Stored items from a collection:
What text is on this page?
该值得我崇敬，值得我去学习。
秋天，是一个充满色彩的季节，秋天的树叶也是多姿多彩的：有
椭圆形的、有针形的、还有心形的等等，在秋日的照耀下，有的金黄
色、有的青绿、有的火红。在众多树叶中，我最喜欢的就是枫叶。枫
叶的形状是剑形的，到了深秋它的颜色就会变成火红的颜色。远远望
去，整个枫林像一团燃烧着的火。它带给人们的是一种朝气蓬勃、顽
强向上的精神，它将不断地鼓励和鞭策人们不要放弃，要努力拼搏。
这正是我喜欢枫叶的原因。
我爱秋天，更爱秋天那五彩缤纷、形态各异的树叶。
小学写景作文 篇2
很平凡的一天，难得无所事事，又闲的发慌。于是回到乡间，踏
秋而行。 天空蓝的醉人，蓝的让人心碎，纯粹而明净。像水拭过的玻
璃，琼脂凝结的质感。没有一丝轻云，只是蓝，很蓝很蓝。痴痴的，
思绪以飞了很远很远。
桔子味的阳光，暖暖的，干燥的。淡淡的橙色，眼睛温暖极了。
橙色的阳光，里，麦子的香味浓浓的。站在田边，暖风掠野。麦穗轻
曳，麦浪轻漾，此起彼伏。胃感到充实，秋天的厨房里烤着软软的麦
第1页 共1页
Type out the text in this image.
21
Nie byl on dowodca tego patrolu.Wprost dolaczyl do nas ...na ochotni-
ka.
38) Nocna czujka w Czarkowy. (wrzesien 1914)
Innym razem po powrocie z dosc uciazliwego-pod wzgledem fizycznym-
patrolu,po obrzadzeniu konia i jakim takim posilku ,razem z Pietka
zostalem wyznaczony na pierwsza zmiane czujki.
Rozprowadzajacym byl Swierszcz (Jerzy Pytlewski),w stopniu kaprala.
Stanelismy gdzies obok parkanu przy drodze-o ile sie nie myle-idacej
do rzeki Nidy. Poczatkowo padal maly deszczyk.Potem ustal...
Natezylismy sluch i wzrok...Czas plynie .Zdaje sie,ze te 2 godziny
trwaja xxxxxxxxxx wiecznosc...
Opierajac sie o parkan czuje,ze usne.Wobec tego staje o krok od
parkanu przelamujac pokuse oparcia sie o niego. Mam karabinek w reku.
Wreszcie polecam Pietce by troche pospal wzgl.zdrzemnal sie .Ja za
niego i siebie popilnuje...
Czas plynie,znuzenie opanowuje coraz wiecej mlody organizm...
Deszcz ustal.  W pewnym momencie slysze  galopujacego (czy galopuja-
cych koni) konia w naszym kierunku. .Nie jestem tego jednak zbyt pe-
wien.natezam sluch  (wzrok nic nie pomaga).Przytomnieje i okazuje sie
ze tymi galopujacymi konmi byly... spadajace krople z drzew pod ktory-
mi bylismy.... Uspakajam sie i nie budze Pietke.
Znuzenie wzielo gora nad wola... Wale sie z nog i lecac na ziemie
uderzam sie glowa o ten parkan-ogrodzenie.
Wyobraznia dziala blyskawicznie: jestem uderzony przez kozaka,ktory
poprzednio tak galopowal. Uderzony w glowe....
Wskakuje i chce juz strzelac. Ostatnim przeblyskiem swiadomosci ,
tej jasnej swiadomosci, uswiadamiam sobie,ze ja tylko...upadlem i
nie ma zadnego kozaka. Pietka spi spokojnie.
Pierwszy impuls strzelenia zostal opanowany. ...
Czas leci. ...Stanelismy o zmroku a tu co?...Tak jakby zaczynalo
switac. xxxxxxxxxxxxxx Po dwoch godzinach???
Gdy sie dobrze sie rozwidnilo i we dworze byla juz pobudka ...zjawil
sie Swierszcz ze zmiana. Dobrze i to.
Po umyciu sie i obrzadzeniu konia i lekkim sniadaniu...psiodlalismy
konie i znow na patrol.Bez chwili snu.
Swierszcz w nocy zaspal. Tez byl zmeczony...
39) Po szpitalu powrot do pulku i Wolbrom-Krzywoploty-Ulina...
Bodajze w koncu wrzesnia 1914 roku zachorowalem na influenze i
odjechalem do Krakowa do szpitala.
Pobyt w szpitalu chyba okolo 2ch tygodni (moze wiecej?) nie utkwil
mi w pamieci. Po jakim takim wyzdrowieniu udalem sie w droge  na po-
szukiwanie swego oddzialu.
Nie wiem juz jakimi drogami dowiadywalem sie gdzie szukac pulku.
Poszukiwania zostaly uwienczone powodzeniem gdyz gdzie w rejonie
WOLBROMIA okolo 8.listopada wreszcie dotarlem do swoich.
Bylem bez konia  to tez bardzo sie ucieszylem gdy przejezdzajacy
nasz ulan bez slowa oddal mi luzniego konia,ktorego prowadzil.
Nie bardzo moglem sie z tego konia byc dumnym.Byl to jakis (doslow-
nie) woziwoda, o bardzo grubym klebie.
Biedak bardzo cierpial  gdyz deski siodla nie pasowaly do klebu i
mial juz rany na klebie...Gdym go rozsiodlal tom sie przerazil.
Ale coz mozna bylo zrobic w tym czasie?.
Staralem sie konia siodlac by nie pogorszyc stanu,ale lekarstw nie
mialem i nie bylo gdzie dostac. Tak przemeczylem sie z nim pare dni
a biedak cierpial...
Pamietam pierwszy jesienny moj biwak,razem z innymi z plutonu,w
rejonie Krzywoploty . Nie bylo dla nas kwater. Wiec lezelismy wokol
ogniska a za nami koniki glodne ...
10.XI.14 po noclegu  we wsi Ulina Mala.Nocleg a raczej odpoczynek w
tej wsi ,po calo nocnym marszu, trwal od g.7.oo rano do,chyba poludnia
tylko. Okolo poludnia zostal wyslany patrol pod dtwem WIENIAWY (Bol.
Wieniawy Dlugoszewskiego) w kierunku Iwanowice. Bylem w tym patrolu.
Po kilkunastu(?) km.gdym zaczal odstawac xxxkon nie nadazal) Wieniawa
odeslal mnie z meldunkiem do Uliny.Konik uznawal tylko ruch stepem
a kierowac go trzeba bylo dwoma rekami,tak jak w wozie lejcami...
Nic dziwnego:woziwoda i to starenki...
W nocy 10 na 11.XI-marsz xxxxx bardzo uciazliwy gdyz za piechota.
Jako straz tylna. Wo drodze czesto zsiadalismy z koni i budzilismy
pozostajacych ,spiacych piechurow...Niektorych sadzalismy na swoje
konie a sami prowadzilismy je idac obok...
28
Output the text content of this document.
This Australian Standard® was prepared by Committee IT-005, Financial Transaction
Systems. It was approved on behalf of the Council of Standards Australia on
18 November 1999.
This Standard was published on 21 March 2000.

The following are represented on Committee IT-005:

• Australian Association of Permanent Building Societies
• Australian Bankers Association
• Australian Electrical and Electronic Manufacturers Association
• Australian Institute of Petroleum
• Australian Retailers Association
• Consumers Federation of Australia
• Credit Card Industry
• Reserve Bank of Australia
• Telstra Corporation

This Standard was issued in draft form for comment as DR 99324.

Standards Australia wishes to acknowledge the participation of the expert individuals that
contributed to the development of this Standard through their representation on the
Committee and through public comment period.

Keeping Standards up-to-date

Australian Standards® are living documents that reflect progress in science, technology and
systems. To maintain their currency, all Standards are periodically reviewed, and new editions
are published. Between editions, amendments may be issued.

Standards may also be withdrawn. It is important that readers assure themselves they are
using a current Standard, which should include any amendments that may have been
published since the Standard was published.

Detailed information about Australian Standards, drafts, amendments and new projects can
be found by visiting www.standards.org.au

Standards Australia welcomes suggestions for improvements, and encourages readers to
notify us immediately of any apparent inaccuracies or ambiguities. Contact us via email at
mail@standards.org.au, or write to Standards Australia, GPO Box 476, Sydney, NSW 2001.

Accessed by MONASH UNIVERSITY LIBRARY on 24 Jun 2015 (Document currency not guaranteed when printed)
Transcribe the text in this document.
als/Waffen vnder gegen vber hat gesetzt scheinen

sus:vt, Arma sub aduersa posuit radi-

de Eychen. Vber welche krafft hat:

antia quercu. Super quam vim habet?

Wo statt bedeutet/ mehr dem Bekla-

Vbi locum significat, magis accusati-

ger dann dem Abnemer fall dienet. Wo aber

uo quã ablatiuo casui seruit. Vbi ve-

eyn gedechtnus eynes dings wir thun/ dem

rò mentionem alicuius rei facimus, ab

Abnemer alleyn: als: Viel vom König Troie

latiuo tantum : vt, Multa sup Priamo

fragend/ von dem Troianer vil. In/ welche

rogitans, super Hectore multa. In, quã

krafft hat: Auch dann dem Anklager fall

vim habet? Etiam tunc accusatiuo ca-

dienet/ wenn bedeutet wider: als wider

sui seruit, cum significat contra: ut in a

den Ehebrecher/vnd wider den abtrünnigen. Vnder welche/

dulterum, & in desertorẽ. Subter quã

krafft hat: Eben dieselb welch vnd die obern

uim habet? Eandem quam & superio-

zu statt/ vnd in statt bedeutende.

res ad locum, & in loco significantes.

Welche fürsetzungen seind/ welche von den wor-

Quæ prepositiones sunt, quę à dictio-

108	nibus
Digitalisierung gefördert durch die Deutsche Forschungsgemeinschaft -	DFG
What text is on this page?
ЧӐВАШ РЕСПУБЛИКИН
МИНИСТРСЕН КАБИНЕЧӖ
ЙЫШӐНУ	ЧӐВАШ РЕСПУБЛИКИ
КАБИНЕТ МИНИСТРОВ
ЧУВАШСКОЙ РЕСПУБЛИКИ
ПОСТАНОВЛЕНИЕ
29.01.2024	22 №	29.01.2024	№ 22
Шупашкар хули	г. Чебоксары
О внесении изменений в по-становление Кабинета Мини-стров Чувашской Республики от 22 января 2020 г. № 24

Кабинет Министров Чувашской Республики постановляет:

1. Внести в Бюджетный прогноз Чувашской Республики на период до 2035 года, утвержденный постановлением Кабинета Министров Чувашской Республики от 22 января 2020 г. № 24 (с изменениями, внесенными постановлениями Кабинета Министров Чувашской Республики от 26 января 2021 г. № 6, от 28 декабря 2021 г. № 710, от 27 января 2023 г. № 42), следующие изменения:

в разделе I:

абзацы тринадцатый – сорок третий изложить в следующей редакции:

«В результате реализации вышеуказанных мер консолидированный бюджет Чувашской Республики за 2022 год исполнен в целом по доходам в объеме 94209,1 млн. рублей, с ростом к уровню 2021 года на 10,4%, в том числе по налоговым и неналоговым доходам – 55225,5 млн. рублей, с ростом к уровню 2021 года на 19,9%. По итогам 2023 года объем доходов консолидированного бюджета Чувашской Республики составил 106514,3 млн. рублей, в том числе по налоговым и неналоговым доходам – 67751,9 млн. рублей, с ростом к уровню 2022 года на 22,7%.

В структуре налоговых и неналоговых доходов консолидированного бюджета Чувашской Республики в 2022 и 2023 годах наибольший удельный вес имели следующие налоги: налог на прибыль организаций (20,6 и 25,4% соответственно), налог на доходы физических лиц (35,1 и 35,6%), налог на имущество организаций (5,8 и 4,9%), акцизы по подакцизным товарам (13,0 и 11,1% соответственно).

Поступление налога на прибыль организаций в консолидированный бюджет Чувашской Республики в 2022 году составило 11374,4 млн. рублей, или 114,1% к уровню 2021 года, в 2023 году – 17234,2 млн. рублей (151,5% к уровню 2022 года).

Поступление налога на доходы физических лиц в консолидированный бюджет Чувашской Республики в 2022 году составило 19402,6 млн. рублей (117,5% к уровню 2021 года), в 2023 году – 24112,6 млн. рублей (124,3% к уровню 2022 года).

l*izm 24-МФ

Problem to solve:
Gather all lines with the string "parkanu" from the data.

Answer to this problem:
Stanelismy gdzies obok parkanu przy drodze-o ile sie nie myle-idacej
parkanu przelamujac pokuse oparcia sie o niego. Mam karabinek w reku.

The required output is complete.